All of the data below must be repeated exactly.
★ ★ ★ ★ ★ ★ ★
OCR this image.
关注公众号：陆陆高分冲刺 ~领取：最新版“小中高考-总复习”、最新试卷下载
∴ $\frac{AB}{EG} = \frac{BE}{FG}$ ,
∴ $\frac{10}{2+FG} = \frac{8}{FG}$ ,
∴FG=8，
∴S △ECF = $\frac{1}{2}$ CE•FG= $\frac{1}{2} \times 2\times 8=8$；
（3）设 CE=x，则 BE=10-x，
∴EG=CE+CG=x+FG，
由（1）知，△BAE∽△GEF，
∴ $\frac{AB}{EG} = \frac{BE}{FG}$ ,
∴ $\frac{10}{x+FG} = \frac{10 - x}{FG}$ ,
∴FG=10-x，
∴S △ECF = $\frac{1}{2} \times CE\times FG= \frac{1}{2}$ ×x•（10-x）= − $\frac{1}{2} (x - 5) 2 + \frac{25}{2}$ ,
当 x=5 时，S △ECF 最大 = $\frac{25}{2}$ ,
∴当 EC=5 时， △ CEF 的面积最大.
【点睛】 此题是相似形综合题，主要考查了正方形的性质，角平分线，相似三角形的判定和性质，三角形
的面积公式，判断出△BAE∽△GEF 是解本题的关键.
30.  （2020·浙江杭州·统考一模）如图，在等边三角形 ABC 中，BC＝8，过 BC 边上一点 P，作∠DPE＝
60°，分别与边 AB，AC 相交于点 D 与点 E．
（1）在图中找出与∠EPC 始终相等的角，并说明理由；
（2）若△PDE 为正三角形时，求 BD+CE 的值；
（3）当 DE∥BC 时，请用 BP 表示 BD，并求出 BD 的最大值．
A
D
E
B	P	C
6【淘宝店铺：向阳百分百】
★ ★ ★ ★ ★ ★ ★
**Result:**
OCR this image.
关注公众号：陆陆高分冲刺 ~领取：最新版“小中高考-总复习”、最新试卷下载
∴ $\frac{AB}{EG} = \frac{BE}{FG}$ ,
∴ $\frac{10}{2+FG} = \frac{8}{FG}$ ,
∴FG=8，
∴S △ECF = $\frac{1}{2}$ CE•FG= $\frac{1}{2} \times 2\times 8=8$；
（3）设 CE=x，则 BE=10-x，
∴EG=CE+CG=x+FG，
由（1）知，△BAE∽△GEF，
∴ $\frac{AB}{EG} = \frac{BE}{FG}$ ,
∴ $\frac{10}{x+FG} = \frac{10 - x}{FG}$ ,
∴FG=10-x，
∴S △ECF = $\frac{1}{2} \times CE\times FG= \frac{1}{2}$ ×x•（10-x）= − $\frac{1}{2} (x - 5) 2 + \frac{25}{2}$ ,
当 x=5 时，S △ECF 最大 = $\frac{25}{2}$ ,
∴当 EC=5 时， △ CEF 的面积最大.
【点睛】 此题是相似形综合题，主要考查了正方形的性质，角平分线，相似三角形的判定和性质，三角形
的面积公式，判断出△BAE∽△GEF 是解本题的关键.
30.  （2020·浙江杭州·统考一模）如图，在等边三角形 ABC 中，BC＝8，过 BC 边上一点 P，作∠DPE＝
60°，分别与边 AB，AC 相交于点 D 与点 E．
（1）在图中找出与∠EPC 始终相等的角，并说明理由；
（2）若△PDE 为正三角形时，求 BD+CE 的值；
（3）当 DE∥BC 时，请用 BP 表示 BD，并求出 BD 的最大值．
A
D
E
B	P	C
6【淘宝店铺：向阳百分百】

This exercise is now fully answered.